| What needs to be done |
Print all of the data exactly.

| Extracted data |

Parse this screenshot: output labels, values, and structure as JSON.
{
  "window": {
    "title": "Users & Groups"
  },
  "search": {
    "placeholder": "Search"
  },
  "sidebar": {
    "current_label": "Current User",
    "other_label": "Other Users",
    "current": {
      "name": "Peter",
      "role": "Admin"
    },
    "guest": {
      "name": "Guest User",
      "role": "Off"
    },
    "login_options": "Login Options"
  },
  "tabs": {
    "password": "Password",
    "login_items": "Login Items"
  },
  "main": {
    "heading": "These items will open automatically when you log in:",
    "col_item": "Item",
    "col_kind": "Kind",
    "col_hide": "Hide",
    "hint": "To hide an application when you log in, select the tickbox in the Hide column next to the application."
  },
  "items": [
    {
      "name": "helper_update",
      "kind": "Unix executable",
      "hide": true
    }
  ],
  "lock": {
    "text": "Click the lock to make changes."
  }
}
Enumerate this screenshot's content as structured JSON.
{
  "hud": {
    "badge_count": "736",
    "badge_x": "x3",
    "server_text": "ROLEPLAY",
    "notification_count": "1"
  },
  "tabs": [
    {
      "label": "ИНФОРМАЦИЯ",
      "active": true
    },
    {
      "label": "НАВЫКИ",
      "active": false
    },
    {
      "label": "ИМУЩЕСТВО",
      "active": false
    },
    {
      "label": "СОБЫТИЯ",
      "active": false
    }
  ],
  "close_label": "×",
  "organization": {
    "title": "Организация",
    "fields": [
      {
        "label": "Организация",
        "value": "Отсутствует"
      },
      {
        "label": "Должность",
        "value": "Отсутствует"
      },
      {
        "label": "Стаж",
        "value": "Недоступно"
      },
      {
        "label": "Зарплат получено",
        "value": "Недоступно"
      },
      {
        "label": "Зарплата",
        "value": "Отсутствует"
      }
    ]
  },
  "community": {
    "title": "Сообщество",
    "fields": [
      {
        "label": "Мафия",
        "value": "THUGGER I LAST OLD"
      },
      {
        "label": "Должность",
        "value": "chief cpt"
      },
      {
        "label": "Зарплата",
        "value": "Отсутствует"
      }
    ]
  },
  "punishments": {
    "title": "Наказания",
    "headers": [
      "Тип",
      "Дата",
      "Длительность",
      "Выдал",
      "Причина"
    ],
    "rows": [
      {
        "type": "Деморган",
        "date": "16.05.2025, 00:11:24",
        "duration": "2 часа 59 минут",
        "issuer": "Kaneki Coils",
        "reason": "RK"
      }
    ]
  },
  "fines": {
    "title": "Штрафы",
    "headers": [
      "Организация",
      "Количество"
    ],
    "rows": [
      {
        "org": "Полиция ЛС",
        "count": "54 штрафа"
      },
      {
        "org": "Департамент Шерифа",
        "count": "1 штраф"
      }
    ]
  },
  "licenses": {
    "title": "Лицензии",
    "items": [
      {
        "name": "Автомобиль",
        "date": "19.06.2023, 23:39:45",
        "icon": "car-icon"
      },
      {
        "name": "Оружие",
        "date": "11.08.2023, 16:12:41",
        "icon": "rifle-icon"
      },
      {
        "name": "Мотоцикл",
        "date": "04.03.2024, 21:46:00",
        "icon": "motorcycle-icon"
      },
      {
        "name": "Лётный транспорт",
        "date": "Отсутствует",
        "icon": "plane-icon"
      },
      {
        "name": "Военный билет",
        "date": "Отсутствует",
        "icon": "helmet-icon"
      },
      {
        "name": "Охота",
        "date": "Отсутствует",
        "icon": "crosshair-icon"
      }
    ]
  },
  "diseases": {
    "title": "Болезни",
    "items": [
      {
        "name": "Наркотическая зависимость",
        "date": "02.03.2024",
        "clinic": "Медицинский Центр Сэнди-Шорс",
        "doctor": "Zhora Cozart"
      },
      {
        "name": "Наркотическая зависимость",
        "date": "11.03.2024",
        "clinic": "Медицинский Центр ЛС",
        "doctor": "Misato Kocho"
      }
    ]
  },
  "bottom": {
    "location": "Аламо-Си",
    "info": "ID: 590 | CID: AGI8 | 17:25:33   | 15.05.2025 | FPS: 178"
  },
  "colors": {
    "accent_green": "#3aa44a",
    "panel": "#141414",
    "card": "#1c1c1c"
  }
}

| Finished exercise |
Parse this screenshot: output labels, values, and structure as JSON.
{
  "window": {
    "title": "Users & Groups"
  },
  "search": {
    "placeholder": "Search"
  },
  "sidebar": {
    "current_label": "Current User",
    "other_label": "Other Users",
    "current": {
      "name": "Peter",
      "role": "Admin"
    },
    "guest": {
      "name": "Guest User",
      "role": "Off"
    },
    "login_options": "Login Options"
  },
  "tabs": {
    "password": "Password",
    "login_items": "Login Items"
  },
  "main": {
    "heading": "These items will open automatically when you log in:",
    "col_item": "Item",
    "col_kind": "Kind",
    "col_hide": "Hide",
    "hint": "To hide an application when you log in, select the tickbox in the Hide column next to the application."
  },
  "items": [
    {
      "name": "helper_update",
      "kind": "Unix executable",
      "hide": true
    }
  ],
  "lock": {
    "text": "Click the lock to make changes."
  }
}
Enumerate this screenshot's content as structured JSON.
{
  "hud": {
    "badge_count": "736",
    "badge_x": "x3",
    "server_text": "ROLEPLAY",
    "notification_count": "1"
  },
  "tabs": [
    {
      "label": "ИНФОРМАЦИЯ",
      "active": true
    },
    {
      "label": "НАВЫКИ",
      "active": false
    },
    {
      "label": "ИМУЩЕСТВО",
      "active": false
    },
    {
      "label": "СОБЫТИЯ",
      "active": false
    }
  ],
  "close_label": "×",
  "organization": {
    "title": "Организация",
    "fields": [
      {
        "label": "Организация",
        "value": "Отсутствует"
      },
      {
        "label": "Должность",
        "value": "Отсутствует"
      },
      {
        "label": "Стаж",
        "value": "Недоступно"
      },
      {
        "label": "Зарплат получено",
        "value": "Недоступно"
      },
      {
        "label": "Зарплата",
        "value": "Отсутствует"
      }
    ]
  },
  "community": {
    "title": "Сообщество",
    "fields": [
      {
        "label": "Мафия",
        "value": "THUGGER I LAST OLD"
      },
      {
        "label": "Должность",
        "value": "chief cpt"
      },
      {
        "label": "Зарплата",
        "value": "Отсутствует"
      }
    ]
  },
  "punishments": {
    "title": "Наказания",
    "headers": [
      "Тип",
      "Дата",
      "Длительность",
      "Выдал",
      "Причина"
    ],
    "rows": [
      {
        "type": "Деморган",
        "date": "16.05.2025, 00:11:24",
        "duration": "2 часа 59 минут",
        "issuer": "Kaneki Coils",
        "reason": "RK"
      }
    ]
  },
  "fines": {
    "title": "Штрафы",
    "headers": [
      "Организация",
      "Количество"
    ],
    "rows": [
      {
        "org": "Полиция ЛС",
        "count": "54 штрафа"
      },
      {
        "org": "Департамент Шерифа",
        "count": "1 штраф"
      }
    ]
  },
  "licenses": {
    "title": "Лицензии",
    "items": [
      {
        "name": "Автомобиль",
        "date": "19.06.2023, 23:39:45",
        "icon": "car-icon"
      },
      {
        "name": "Оружие",
        "date": "11.08.2023, 16:12:41",
        "icon": "rifle-icon"
      },
      {
        "name": "Мотоцикл",
        "date": "04.03.2024, 21:46:00",
        "icon": "motorcycle-icon"
      },
      {
        "name": "Лётный транспорт",
        "date": "Отсутствует",
        "icon": "plane-icon"
      },
      {
        "name": "Военный билет",
        "date": "Отсутствует",
        "icon": "helmet-icon"
      },
      {
        "name": "Охота",
        "date": "Отсутствует",
        "icon": "crosshair-icon"
      }
    ]
  },
  "diseases": {
    "title": "Болезни",
    "items": [
      {
        "name": "Наркотическая зависимость",
        "date": "02.03.2024",
        "clinic": "Медицинский Центр Сэнди-Шорс",
        "doctor": "Zhora Cozart"
      },
      {
        "name": "Наркотическая зависимость",
        "date": "11.03.2024",
        "clinic": "Медицинский Центр ЛС",
        "doctor": "Misato Kocho"
      }
    ]
  },
  "bottom": {
    "location": "Аламо-Си",
    "info": "ID: 590 | CID: AGI8 | 17:25:33   | 15.05.2025 | FPS: 178"
  },
  "colors": {
    "accent_green": "#3aa44a",
    "panel": "#141414",
    "card": "#1c1c1c"
  }
}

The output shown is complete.